PROBLEM TO SOLVE
Collect from the data below each line with "page".

————

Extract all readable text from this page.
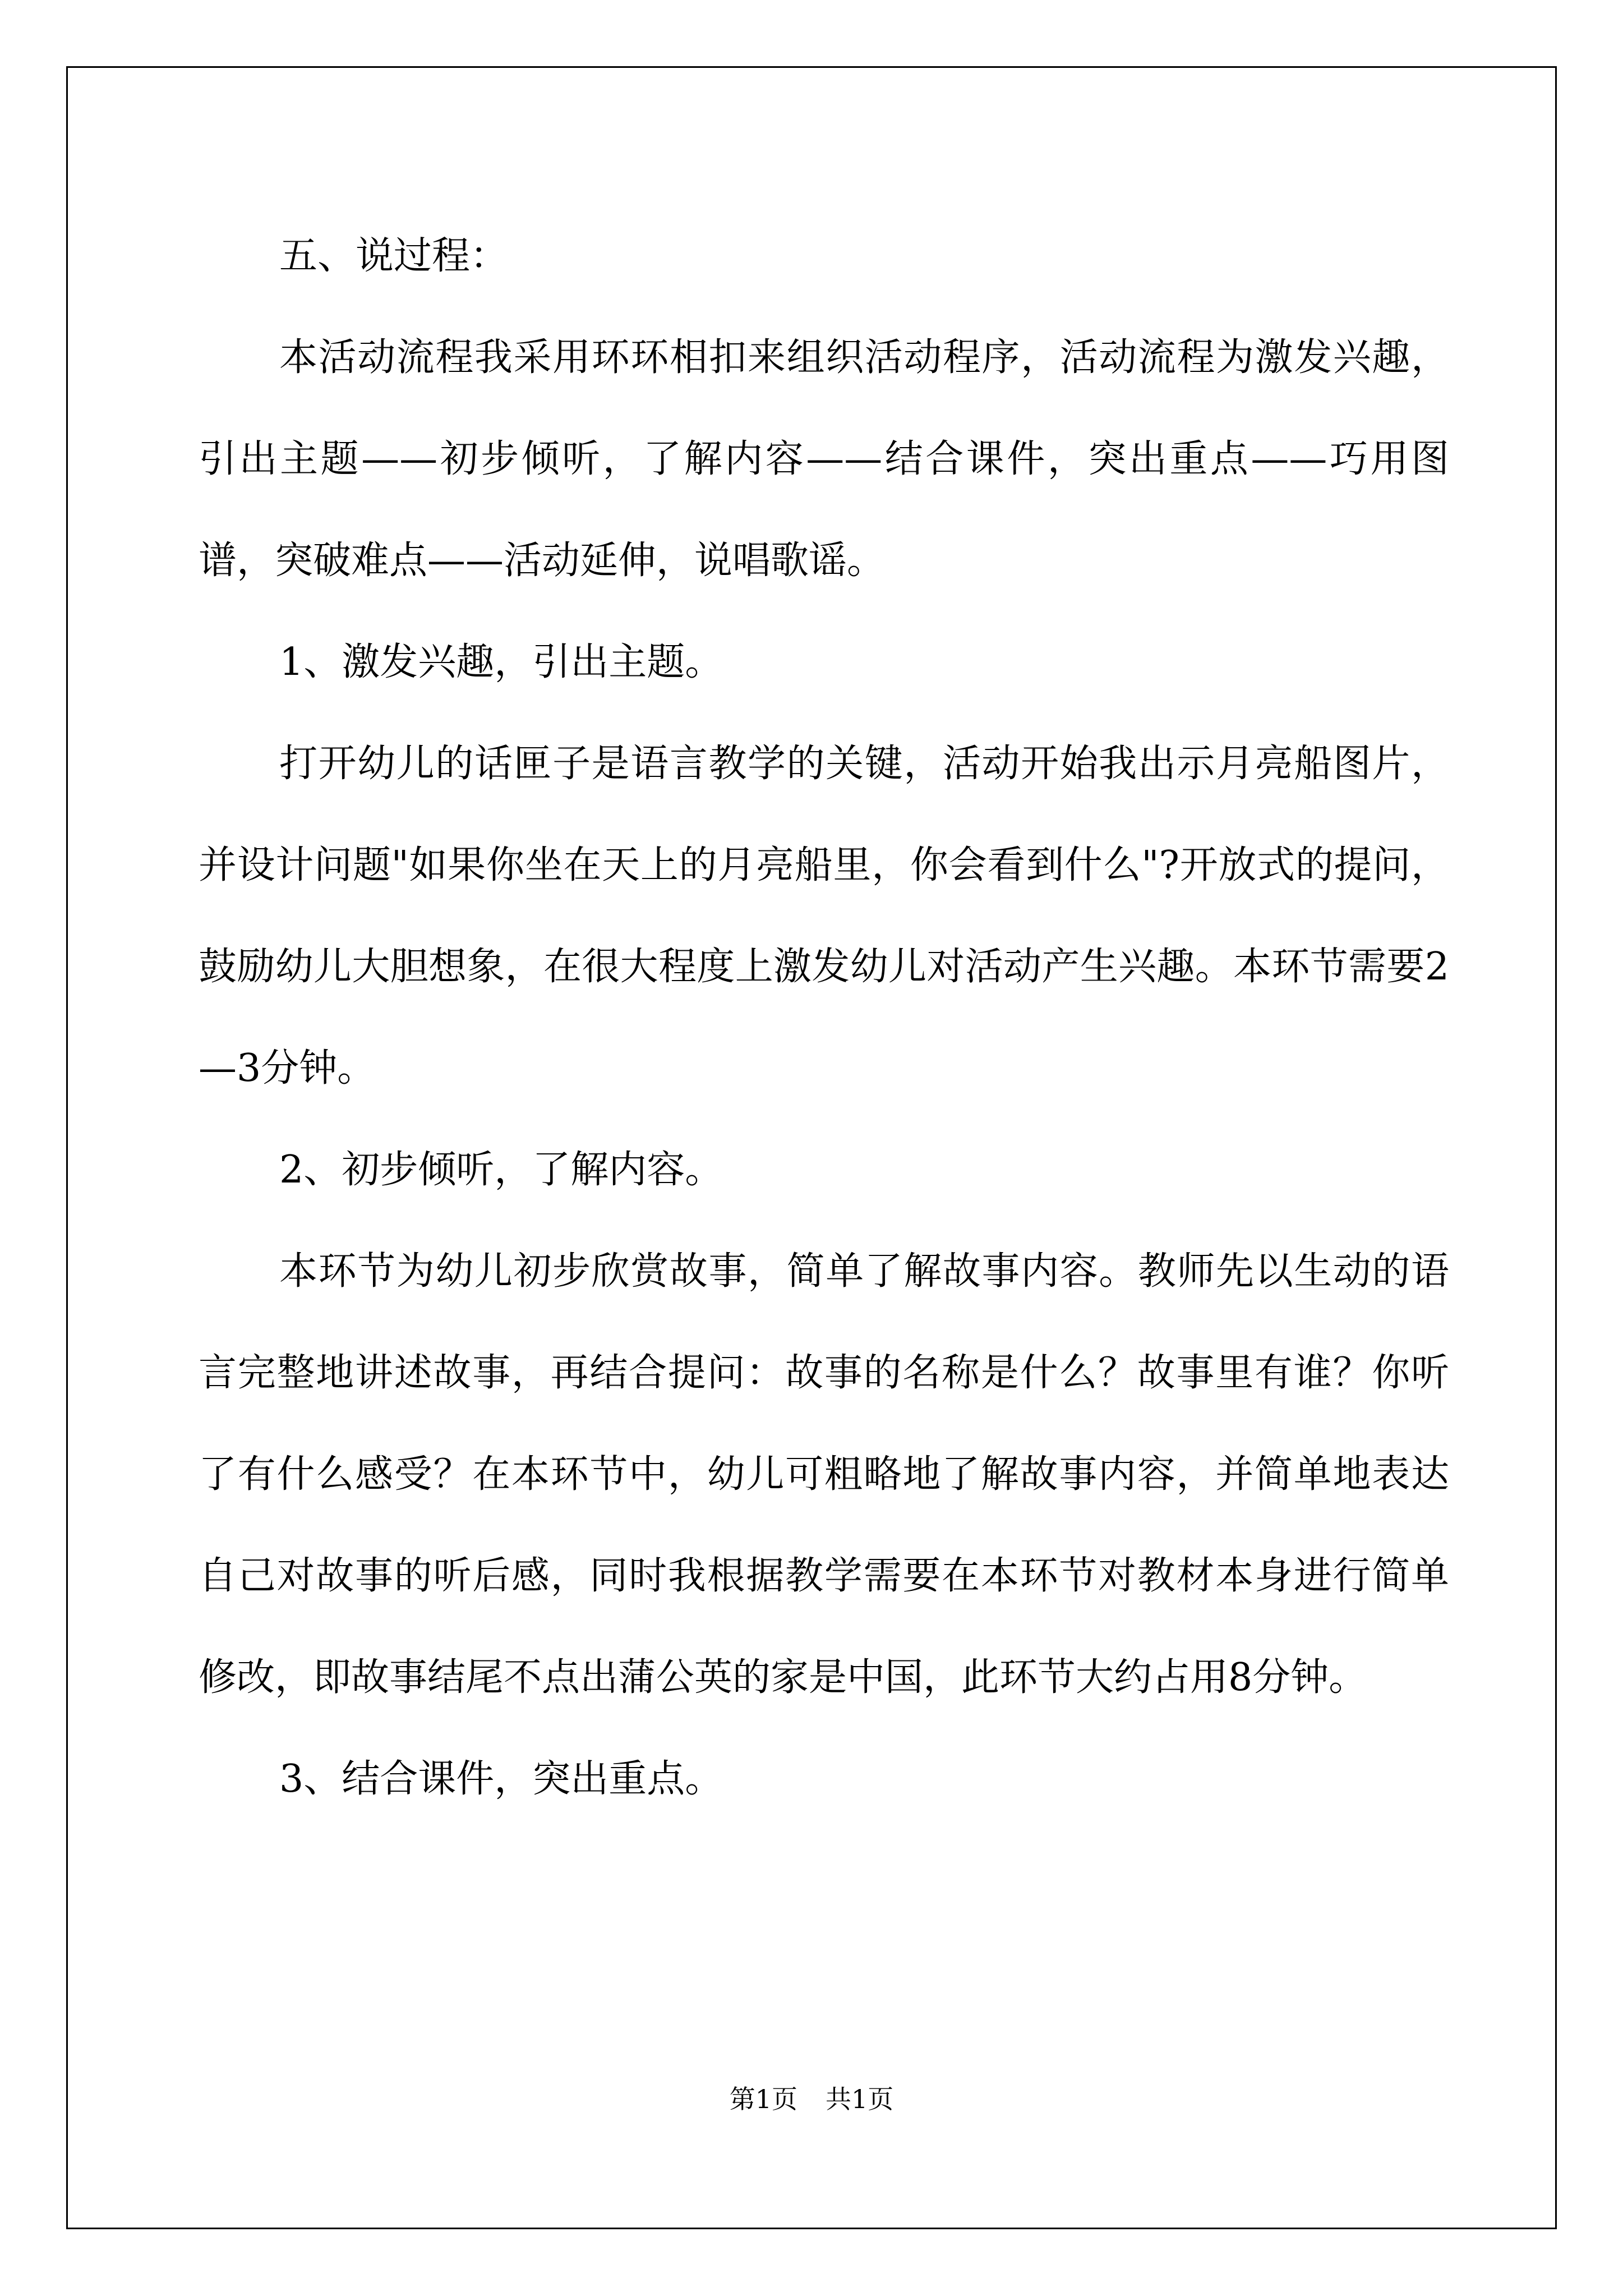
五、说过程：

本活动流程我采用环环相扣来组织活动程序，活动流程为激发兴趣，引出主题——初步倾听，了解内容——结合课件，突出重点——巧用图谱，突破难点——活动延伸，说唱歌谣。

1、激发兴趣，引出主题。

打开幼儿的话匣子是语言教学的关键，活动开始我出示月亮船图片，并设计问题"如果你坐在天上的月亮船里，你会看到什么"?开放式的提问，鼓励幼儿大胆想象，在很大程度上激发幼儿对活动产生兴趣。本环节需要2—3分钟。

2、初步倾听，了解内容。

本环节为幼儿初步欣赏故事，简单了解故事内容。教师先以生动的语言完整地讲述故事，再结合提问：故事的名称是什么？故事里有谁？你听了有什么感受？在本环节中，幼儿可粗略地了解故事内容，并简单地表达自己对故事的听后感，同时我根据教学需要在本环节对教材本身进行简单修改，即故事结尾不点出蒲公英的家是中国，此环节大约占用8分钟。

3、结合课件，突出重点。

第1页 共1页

————

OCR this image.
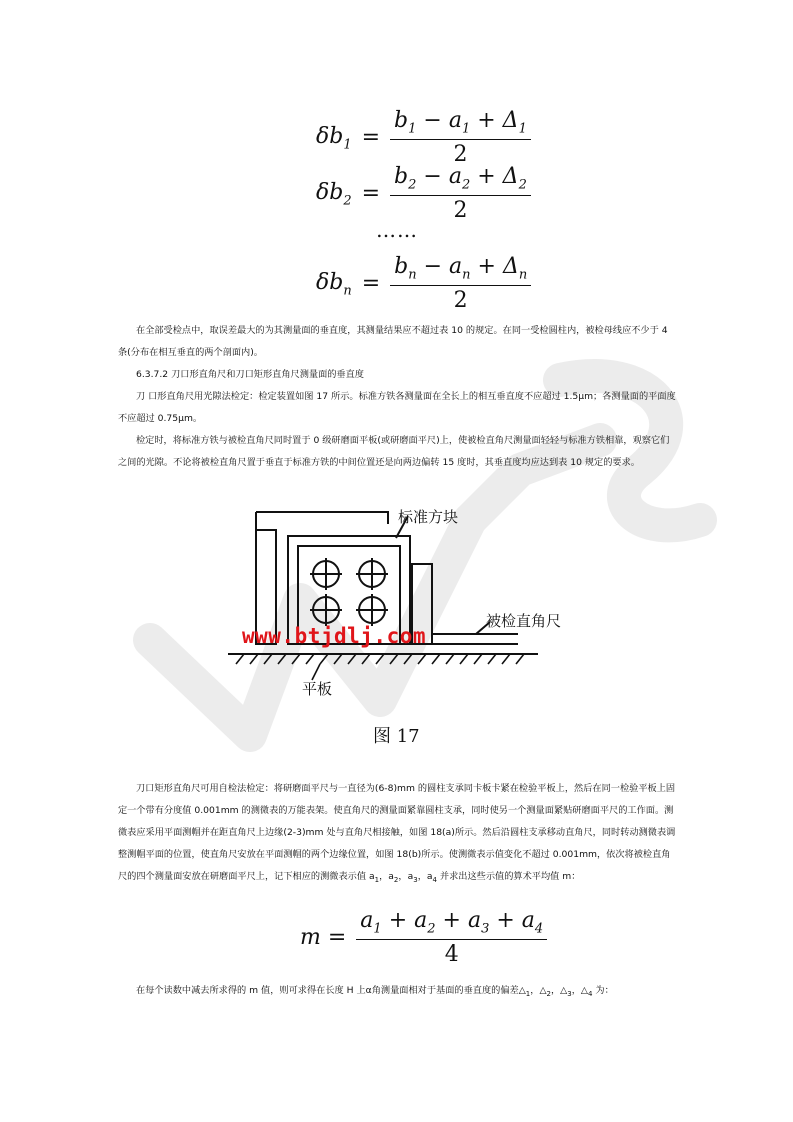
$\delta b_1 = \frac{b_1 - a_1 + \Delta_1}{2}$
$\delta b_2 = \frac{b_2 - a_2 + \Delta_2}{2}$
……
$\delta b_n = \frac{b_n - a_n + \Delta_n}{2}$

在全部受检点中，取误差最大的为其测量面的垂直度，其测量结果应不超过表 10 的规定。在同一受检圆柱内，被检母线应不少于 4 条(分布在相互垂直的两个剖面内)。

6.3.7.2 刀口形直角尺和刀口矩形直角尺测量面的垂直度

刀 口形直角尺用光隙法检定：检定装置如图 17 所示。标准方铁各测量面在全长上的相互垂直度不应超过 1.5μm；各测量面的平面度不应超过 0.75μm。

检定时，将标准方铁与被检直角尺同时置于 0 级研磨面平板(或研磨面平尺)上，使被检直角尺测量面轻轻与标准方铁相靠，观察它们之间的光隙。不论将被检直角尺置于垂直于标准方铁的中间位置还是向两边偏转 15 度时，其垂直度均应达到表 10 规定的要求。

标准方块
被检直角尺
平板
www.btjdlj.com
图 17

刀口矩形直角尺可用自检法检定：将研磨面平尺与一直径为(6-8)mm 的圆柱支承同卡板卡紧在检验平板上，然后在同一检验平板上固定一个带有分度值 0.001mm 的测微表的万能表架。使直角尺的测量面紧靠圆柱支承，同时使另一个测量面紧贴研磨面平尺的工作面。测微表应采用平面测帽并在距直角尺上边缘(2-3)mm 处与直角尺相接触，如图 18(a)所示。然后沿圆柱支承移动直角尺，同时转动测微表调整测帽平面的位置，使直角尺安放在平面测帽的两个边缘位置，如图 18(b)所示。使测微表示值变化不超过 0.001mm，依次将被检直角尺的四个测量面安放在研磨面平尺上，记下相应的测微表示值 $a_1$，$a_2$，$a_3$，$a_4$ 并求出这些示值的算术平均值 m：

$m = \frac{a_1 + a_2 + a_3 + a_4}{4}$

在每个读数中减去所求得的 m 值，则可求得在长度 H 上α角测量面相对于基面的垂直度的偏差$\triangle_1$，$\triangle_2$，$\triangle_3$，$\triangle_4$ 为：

————

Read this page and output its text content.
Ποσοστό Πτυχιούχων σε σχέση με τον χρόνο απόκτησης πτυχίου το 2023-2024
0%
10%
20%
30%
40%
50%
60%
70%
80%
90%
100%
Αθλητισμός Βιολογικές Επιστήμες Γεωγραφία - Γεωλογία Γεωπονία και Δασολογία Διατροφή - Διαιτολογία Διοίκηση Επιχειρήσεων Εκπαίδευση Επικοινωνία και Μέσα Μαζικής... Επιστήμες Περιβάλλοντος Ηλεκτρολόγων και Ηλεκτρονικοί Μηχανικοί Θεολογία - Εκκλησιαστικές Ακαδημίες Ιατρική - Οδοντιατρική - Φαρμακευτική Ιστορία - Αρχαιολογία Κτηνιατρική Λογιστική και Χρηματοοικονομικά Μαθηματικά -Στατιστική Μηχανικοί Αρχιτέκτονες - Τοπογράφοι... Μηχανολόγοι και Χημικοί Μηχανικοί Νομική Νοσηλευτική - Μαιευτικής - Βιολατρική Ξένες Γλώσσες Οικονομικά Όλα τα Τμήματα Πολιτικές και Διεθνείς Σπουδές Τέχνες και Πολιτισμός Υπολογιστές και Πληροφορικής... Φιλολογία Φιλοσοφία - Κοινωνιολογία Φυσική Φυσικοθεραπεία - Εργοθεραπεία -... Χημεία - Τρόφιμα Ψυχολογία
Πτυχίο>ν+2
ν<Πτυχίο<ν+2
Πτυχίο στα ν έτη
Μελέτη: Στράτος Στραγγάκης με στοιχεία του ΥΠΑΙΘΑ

————

FULL ANSWER
Extract all readable text from this page.
Read this page and output its text content.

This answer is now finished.